— Given instruction —
Each line that holds the word "กษาของบ" should be returned.

— Listed records —
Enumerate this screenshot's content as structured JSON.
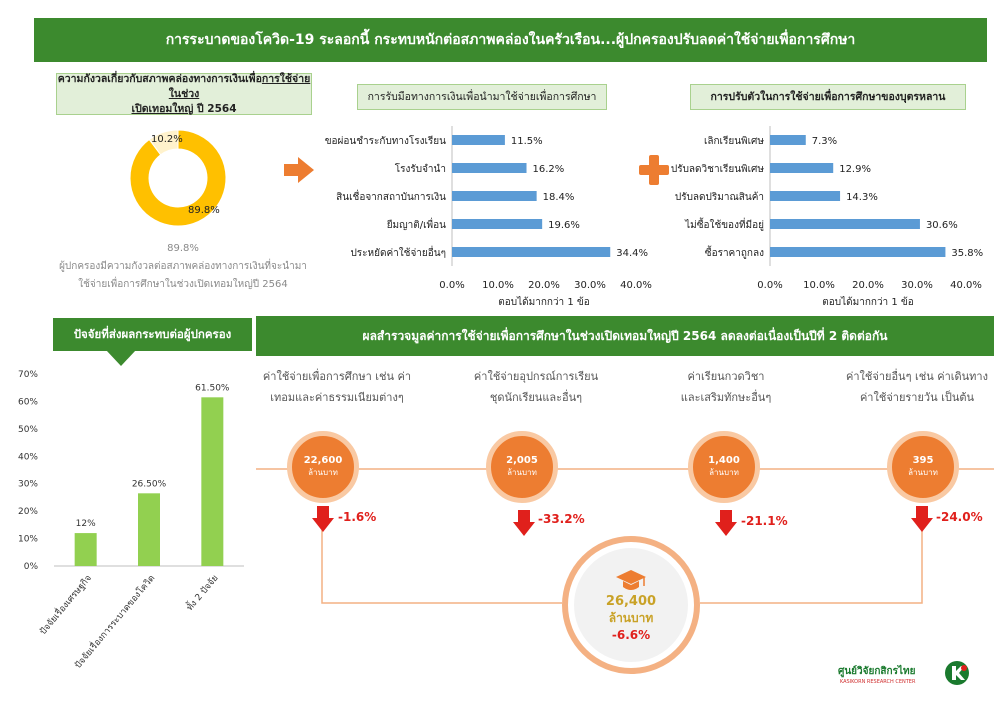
{
  "banner": {
    "title": "การระบาดของโควิด-19 ระลอกนี้ กระทบหนักต่อสภาพคล่องในครัวเรือน...ผู้ปกครองปรับลดค่าใช้จ่ายเพื่อการศึกษา"
  },
  "donut_panel": {
    "title_line1_plain": "ความกังวลเกี่ยวกับสภาพคล่องทางการเงินเพื่อ",
    "title_line1_underlined": "การใช้จ่ายในช่วง",
    "title_line2_underlined": "เปิดเทอมใหญ่",
    "title_line2_plain": " ปี 2564",
    "caption_value": "89.8%",
    "caption_text": "ผู้ปกครองมีความกังวลต่อสภาพคล่องทางการเงินที่จะนำมาใช้จ่ายเพื่อการศึกษาในช่วงเปิดเทอมใหญ่ปี 2564"
  },
  "funding_panel": {
    "title": "การรับมือทางการเงินเพื่อนำมาใช้จ่ายเพื่อการศึกษา",
    "note": "ตอบได้มากกว่า 1 ข้อ"
  },
  "adjust_panel": {
    "title": "การปรับตัวในการใช้จ่ายเพื่อการศึกษาของบุตรหลาน",
    "note": "ตอบได้มากกว่า 1 ข้อ"
  },
  "factors_panel": {
    "title": "ปัจจัยที่ส่งผลกระทบต่อผู้ปกครอง"
  },
  "survey": {
    "title": "ผลสำรวจมูลค่าการใช้จ่ายเพื่อการศึกษาในช่วงเปิดเทอมใหญ่ปี 2564 ลดลงต่อเนื่องเป็นปีที่ 2 ติดต่อกัน",
    "items": [
      {
        "label": "ค่าใช้จ่ายเพื่อการศึกษา เช่น ค่าเทอมและค่าธรรมเนียมต่างๆ",
        "value": "22,600",
        "unit": "ล้านบาท",
        "change": "-1.6%"
      },
      {
        "label": "ค่าใช้จ่ายอุปกรณ์การเรียน ชุดนักเรียนและอื่นๆ",
        "value": "2,005",
        "unit": "ล้านบาท",
        "change": "-33.2%"
      },
      {
        "label": "ค่าเรียนกวดวิชา และเสริมทักษะอื่นๆ",
        "value": "1,400",
        "unit": "ล้านบาท",
        "change": "-21.1%"
      },
      {
        "label": "ค่าใช้จ่ายอื่นๆ เช่น ค่าเดินทาง ค่าใช้จ่ายรายวัน เป็นต้น",
        "value": "395",
        "unit": "ล้านบาท",
        "change": "-24.0%"
      }
    ],
    "total": {
      "value": "26,400",
      "unit": "ล้านบาท",
      "change": "-6.6%"
    }
  },
  "logo": {
    "name": "ศูนย์วิจัยกสิกรไทย",
    "sub": "KASIKORN RESEARCH CENTER"
  },
  "colors": {
    "green": "#3c8a2e",
    "light_green": "#e2efd9",
    "bar_blue": "#5b9bd5",
    "bar_green": "#92d050",
    "donut_gold": "#ffc000",
    "orange": "#ed7d31",
    "red": "#e0201c"
  },
  "chart_data": [
    {
      "type": "pie",
      "categories": [
        "",
        ""
      ],
      "values": [
        89.8,
        10.2
      ],
      "labels": [
        "89.8%",
        "10.2%"
      ]
    },
    {
      "type": "bar",
      "orientation": "horizontal",
      "title": "การรับมือทางการเงินเพื่อนำมาใช้จ่ายเพื่อการศึกษา",
      "categories": [
        "ขอผ่อนชำระกับทางโรงเรียน",
        "โรงรับจำนำ",
        "สินเชื่อจากสถาบันการเงิน",
        "ยืมญาติ/เพื่อน",
        "ประหยัดค่าใช้จ่ายอื่นๆ"
      ],
      "values": [
        11.5,
        16.2,
        18.4,
        19.6,
        34.4
      ],
      "labels": [
        "11.5%",
        "16.2%",
        "18.4%",
        "19.6%",
        "34.4%"
      ],
      "xlim": [
        0,
        40
      ],
      "ticks": [
        "0.0%",
        "10.0%",
        "20.0%",
        "30.0%",
        "40.0%"
      ],
      "xlabel": "ตอบได้มากกว่า 1 ข้อ"
    },
    {
      "type": "bar",
      "orientation": "horizontal",
      "title": "การปรับตัวในการใช้จ่ายเพื่อการศึกษาของบุตรหลาน",
      "categories": [
        "เลิกเรียนพิเศษ",
        "ปรับลดวิชาเรียนพิเศษ",
        "ปรับลดปริมาณสินค้า",
        "ไม่ซื้อใช้ของที่มีอยู่",
        "ซื้อราคาถูกลง"
      ],
      "values": [
        7.3,
        12.9,
        14.3,
        30.6,
        35.8
      ],
      "labels": [
        "7.3%",
        "12.9%",
        "14.3%",
        "30.6%",
        "35.8%"
      ],
      "xlim": [
        0,
        40
      ],
      "ticks": [
        "0.0%",
        "10.0%",
        "20.0%",
        "30.0%",
        "40.0%"
      ],
      "xlabel": "ตอบได้มากกว่า 1 ข้อ"
    },
    {
      "type": "bar",
      "title": "ปัจจัยที่ส่งผลกระทบต่อผู้ปกครอง",
      "categories": [
        "ปัจจัยเรื่องเศรษฐกิจ",
        "ปัจจัยเรื่องการระบาดของโควิด",
        "ทั้ง 2 ปัจจัย"
      ],
      "values": [
        12,
        26.5,
        61.5
      ],
      "labels": [
        "12%",
        "26.50%",
        "61.50%"
      ],
      "ylim": [
        0,
        70
      ],
      "ticks": [
        "0%",
        "10%",
        "20%",
        "30%",
        "40%",
        "50%",
        "60%",
        "70%"
      ]
    }
  ]
}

— Solution —
    "title": "การปรับตัวในการใช้จ่ายเพื่อการศึกษาของบุตรหลาน",
      "title": "การปรับตัวในการใช้จ่ายเพื่อการศึกษาของบุตรหลาน",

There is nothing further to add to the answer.